INSTRUCTION: Copy the records word for word, beginning at the line that contains "Decompose this screenshot" and stopping after the line that contains "y-tick-label: 4 [13, 76, 20, 89]".

RECORDS FOR THIS EXERCISE:
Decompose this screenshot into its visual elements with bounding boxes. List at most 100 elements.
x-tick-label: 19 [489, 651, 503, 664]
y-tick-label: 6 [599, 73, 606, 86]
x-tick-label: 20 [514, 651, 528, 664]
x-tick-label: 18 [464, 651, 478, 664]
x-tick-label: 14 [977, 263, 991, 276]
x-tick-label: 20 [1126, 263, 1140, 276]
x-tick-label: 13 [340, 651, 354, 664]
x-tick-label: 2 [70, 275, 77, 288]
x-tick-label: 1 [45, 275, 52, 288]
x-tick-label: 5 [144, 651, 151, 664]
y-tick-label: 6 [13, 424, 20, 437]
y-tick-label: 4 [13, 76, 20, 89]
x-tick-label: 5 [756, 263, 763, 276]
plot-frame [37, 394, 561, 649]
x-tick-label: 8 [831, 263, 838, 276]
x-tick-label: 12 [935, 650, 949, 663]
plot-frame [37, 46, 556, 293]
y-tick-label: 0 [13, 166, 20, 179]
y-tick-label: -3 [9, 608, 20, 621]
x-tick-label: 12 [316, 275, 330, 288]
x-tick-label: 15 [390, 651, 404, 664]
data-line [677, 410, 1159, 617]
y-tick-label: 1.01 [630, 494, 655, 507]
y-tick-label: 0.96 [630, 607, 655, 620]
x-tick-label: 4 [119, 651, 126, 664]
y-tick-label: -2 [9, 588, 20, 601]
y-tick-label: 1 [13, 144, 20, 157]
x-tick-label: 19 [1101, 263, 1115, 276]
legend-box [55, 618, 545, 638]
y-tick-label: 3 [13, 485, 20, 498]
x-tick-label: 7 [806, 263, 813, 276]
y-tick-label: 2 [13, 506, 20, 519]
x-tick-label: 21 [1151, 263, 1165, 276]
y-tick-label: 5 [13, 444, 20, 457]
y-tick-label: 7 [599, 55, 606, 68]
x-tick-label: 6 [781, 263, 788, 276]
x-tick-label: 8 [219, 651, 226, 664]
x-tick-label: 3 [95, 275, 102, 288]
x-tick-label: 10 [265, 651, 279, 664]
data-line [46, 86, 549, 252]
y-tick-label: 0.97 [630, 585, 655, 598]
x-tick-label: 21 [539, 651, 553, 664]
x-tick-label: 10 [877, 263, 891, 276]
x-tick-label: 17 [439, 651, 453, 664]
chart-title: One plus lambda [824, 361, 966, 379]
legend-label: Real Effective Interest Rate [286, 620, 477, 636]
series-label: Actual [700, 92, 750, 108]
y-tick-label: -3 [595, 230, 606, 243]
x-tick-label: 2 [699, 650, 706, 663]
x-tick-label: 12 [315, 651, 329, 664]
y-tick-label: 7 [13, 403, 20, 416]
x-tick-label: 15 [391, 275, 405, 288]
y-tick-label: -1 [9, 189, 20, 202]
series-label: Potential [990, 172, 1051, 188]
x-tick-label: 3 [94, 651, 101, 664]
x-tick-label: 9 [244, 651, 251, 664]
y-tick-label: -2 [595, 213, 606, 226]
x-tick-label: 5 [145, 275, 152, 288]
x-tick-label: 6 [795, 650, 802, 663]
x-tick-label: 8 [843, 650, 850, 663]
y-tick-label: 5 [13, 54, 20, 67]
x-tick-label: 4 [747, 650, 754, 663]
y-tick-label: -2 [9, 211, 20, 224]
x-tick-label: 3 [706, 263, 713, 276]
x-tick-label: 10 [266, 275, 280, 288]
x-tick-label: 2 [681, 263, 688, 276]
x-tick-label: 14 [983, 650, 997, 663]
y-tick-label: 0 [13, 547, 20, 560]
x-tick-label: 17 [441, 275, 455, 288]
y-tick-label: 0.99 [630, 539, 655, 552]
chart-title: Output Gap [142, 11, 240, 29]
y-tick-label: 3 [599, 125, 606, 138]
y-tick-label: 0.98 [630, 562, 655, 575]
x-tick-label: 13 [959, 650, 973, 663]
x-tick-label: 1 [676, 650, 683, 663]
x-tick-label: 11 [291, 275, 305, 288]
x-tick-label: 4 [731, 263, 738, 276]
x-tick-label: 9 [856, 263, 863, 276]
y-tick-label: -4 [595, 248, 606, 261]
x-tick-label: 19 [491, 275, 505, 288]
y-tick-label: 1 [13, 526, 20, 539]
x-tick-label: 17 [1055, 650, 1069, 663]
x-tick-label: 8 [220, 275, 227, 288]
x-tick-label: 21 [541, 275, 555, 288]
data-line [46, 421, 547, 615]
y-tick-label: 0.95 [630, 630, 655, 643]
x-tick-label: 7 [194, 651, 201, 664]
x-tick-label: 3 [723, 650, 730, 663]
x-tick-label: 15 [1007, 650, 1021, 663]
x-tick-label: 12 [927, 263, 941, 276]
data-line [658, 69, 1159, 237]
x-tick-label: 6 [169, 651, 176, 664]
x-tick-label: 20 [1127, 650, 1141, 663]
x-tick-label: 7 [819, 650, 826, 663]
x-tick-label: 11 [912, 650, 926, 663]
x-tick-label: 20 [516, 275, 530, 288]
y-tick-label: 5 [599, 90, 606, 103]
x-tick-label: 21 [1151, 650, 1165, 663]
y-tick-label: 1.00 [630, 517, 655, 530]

==

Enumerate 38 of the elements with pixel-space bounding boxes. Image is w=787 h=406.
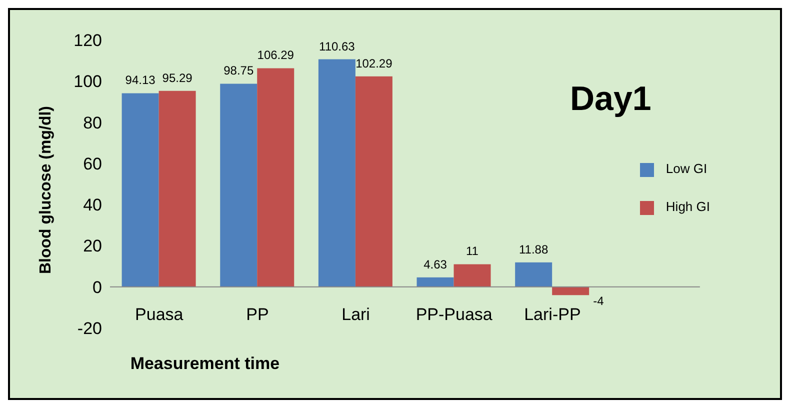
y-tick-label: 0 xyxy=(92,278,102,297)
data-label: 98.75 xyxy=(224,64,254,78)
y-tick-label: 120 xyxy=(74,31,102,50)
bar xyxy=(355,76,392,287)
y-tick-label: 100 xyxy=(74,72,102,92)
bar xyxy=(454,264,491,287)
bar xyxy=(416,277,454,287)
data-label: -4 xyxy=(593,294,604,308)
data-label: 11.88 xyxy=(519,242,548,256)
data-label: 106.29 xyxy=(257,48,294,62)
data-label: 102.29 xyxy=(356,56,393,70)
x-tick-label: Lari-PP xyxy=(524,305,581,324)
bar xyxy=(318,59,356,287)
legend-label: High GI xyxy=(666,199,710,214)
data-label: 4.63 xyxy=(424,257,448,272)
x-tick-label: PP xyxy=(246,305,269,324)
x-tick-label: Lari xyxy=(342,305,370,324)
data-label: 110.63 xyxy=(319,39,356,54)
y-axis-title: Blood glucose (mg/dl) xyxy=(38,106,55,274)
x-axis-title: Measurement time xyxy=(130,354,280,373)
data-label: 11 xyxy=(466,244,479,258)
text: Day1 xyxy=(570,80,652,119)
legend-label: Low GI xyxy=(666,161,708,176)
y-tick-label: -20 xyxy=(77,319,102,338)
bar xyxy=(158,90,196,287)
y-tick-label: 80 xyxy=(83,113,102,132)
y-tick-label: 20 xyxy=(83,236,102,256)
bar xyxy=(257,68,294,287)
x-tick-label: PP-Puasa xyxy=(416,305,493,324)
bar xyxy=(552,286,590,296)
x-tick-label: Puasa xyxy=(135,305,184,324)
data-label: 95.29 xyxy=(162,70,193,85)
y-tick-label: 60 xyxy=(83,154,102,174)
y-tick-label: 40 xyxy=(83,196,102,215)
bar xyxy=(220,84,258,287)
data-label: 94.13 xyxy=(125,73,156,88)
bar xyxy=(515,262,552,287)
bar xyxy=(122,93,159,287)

FULL ANSWER:
Decompose this screenshot into its visual elements with bounding boxes. List at most 100 elements.
x-tick-label: 19 [489, 651, 503, 664]
y-tick-label: 6 [599, 73, 606, 86]
x-tick-label: 20 [514, 651, 528, 664]
x-tick-label: 18 [464, 651, 478, 664]
x-tick-label: 14 [977, 263, 991, 276]
x-tick-label: 20 [1126, 263, 1140, 276]
x-tick-label: 13 [340, 651, 354, 664]
x-tick-label: 2 [70, 275, 77, 288]
x-tick-label: 1 [45, 275, 52, 288]
x-tick-label: 5 [144, 651, 151, 664]
y-tick-label: 6 [13, 424, 20, 437]
y-tick-label: 4 [13, 76, 20, 89]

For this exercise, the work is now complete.